(Recorded data)
- - - -
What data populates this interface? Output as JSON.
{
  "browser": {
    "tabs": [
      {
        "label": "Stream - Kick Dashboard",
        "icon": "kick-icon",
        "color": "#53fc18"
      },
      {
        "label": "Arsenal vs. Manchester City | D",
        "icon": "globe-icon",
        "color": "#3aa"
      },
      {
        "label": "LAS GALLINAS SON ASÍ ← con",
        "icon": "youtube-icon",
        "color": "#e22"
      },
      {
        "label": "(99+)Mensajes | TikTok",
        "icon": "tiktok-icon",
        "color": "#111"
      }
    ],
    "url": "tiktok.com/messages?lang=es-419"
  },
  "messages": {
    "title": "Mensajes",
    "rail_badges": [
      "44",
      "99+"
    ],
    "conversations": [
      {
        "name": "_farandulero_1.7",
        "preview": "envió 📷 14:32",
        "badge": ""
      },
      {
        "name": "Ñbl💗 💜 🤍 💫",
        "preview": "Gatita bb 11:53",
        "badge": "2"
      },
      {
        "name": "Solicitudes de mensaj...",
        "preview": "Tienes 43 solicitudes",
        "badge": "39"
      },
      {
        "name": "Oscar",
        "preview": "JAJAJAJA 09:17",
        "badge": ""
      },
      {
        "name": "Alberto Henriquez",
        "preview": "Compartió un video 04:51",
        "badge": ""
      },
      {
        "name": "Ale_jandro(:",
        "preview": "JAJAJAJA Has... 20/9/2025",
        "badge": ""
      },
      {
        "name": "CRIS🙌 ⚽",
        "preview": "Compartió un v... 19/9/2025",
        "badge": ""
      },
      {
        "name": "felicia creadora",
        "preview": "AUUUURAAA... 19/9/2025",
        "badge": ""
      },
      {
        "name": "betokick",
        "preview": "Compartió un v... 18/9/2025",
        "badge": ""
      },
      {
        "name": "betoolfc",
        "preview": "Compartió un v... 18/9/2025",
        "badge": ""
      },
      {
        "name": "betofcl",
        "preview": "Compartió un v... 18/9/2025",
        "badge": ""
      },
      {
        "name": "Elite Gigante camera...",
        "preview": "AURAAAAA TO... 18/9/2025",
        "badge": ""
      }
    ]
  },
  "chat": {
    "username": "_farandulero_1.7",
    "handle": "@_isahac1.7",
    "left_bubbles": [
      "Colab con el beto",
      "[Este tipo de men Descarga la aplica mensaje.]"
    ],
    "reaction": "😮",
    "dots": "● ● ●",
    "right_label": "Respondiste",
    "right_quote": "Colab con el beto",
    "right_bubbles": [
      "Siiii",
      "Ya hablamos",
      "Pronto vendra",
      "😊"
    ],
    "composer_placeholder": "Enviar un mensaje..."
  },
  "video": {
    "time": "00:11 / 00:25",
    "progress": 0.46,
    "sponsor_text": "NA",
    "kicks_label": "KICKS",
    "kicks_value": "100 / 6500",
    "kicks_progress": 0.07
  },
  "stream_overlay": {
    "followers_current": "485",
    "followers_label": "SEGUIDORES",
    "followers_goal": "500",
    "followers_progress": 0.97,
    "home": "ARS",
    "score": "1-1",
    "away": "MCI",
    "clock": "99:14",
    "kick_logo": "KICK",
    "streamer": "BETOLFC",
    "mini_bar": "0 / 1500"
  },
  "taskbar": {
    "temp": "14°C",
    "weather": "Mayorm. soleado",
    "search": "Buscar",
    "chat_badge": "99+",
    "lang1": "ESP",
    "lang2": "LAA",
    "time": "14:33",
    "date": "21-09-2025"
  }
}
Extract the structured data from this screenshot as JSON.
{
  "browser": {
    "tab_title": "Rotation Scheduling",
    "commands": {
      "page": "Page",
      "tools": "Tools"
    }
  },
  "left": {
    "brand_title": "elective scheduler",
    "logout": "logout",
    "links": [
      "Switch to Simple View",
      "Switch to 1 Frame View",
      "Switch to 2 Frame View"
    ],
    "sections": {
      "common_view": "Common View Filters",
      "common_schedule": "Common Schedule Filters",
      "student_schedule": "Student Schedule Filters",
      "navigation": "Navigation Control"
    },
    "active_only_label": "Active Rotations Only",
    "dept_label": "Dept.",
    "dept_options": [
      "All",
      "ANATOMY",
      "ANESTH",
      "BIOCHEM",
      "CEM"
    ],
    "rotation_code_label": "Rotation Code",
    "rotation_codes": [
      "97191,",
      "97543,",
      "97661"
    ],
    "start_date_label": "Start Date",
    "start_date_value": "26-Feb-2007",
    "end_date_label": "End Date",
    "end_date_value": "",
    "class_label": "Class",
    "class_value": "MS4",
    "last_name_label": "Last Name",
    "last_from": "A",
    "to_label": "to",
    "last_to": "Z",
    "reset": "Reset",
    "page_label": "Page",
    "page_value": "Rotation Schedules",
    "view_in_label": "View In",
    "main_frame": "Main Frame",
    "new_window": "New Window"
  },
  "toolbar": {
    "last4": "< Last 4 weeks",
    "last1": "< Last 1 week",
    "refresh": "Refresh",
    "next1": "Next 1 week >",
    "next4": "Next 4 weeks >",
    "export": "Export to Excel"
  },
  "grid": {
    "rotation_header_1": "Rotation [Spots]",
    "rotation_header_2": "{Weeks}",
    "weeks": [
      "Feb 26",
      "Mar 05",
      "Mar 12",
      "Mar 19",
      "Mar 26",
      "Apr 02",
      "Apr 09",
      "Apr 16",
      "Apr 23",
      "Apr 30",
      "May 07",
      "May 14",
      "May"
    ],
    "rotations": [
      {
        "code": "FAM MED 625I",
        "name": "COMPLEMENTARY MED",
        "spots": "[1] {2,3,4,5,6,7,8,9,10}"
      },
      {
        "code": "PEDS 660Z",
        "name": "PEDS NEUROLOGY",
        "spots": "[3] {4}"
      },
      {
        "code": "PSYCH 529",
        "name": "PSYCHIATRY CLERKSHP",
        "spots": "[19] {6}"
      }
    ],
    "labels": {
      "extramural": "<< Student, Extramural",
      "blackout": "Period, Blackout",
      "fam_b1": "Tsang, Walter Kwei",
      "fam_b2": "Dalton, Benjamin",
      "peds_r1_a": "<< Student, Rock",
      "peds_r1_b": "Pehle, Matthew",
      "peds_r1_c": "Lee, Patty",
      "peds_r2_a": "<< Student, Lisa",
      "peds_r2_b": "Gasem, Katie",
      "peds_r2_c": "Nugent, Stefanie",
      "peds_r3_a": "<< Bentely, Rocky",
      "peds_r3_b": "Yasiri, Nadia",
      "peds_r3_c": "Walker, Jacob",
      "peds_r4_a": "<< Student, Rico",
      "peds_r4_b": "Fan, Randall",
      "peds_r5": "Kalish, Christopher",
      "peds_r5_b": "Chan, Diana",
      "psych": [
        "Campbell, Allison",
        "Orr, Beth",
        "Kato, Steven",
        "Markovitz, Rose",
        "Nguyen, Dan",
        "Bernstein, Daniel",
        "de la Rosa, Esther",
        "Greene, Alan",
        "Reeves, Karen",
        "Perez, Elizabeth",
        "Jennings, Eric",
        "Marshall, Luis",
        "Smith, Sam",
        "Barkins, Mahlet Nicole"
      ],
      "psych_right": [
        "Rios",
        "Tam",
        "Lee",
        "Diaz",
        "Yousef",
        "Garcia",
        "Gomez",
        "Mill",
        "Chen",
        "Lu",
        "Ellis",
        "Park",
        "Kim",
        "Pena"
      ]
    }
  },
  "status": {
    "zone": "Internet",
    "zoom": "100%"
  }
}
- - - -
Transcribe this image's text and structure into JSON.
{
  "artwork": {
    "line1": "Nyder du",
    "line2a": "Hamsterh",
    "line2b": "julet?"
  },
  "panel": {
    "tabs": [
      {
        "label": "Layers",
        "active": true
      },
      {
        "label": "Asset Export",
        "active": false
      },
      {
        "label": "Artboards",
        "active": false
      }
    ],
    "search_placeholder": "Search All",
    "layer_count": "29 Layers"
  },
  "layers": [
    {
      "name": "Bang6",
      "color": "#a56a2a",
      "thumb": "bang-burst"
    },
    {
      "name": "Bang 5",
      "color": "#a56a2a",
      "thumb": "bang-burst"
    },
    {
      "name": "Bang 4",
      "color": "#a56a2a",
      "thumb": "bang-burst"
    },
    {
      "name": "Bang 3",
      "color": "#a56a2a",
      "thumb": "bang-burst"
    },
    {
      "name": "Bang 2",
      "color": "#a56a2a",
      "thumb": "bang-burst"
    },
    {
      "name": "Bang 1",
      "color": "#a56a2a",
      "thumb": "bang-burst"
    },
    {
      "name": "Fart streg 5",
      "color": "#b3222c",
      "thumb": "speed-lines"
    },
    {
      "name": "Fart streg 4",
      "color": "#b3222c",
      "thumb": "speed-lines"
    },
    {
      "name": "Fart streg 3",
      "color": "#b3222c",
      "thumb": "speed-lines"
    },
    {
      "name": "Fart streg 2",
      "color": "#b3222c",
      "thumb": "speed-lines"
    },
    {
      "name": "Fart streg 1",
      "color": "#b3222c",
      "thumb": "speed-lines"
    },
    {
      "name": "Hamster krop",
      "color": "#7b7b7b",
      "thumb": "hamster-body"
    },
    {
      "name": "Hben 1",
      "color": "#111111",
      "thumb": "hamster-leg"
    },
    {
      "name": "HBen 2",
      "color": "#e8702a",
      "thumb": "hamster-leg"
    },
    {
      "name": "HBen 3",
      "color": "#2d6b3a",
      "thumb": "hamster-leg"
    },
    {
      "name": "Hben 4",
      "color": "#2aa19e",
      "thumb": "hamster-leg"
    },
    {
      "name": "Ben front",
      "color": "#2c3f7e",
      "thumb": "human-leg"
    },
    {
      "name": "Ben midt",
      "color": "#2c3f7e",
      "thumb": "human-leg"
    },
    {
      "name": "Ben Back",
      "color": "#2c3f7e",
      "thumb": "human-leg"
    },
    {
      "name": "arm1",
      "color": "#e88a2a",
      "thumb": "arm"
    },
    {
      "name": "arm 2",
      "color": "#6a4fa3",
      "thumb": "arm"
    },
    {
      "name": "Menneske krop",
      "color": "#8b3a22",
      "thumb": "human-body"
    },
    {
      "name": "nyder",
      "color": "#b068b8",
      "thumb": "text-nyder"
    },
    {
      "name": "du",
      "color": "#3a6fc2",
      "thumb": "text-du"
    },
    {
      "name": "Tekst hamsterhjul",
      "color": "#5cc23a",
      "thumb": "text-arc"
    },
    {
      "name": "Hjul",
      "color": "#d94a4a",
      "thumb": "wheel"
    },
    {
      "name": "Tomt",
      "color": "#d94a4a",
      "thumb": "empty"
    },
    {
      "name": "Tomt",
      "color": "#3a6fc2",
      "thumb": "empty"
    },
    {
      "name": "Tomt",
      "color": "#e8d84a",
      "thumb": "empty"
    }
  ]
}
- - - -
- _Directions_: Copy each line in the data that holds the word "Frame".

- _Answer below_:
      "Switch to 1 Frame View",
      "Switch to 2 Frame View"
    "main_frame": "Main Frame",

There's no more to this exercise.